Which lines include the word "давления"? Copy each of them.
========================
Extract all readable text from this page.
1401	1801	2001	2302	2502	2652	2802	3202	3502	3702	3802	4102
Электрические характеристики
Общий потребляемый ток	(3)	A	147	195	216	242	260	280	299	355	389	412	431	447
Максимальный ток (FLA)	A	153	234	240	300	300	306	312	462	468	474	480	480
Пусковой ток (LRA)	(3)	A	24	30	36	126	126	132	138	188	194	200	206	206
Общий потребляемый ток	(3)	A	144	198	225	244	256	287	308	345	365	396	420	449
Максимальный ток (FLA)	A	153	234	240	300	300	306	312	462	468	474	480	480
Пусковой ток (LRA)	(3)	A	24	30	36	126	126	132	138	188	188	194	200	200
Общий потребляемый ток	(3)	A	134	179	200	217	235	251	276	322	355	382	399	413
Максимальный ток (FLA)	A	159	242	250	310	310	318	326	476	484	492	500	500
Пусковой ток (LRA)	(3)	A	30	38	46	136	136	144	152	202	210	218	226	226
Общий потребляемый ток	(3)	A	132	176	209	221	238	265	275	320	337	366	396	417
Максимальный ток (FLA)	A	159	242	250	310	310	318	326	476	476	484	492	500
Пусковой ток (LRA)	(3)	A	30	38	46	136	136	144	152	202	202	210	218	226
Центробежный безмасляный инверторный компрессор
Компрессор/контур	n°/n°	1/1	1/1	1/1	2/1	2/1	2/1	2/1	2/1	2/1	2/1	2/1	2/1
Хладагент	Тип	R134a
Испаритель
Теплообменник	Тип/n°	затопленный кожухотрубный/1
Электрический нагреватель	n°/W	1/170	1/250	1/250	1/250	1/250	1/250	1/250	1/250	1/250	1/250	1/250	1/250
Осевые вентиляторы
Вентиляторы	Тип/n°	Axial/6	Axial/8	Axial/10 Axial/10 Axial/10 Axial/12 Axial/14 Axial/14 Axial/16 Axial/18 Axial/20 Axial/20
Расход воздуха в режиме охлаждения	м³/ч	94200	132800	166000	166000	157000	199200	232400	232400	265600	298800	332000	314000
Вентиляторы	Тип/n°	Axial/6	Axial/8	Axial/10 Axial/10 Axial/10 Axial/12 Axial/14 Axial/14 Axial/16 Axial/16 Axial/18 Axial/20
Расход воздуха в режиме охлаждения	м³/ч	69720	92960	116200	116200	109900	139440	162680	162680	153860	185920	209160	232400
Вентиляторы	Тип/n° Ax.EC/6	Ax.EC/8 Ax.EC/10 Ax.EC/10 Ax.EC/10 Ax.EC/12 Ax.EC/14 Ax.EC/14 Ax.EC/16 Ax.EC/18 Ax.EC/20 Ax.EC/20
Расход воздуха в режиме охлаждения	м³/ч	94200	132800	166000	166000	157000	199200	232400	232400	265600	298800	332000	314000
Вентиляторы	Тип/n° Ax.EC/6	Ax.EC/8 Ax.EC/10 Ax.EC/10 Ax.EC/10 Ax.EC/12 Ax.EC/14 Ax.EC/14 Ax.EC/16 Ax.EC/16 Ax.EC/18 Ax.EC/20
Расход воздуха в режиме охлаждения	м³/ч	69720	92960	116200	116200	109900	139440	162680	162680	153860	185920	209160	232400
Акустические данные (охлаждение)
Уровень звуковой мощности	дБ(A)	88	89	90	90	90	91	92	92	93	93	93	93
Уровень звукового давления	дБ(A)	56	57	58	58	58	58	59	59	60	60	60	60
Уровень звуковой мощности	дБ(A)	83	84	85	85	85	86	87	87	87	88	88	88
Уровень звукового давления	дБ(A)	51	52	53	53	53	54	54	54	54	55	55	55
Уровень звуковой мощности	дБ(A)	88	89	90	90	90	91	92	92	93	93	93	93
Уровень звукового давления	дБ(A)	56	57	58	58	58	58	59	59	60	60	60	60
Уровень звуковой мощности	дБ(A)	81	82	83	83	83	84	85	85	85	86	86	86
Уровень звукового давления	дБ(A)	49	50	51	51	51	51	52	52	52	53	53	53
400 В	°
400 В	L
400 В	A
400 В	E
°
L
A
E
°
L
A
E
========================
[Reply]:
Уровень звукового давления	дБ(A)	56	57	58	58	58	58	59	59	60	60	60	60
Уровень звукового давления	дБ(A)	51	52	53	53	53	54	54	54	54	55	55	55
Уровень звукового давления	дБ(A)	56	57	58	58	58	58	59	59	60	60	60	60
Уровень звукового давления	дБ(A)	49	50	51	51	51	51	52	52	52	53	53	53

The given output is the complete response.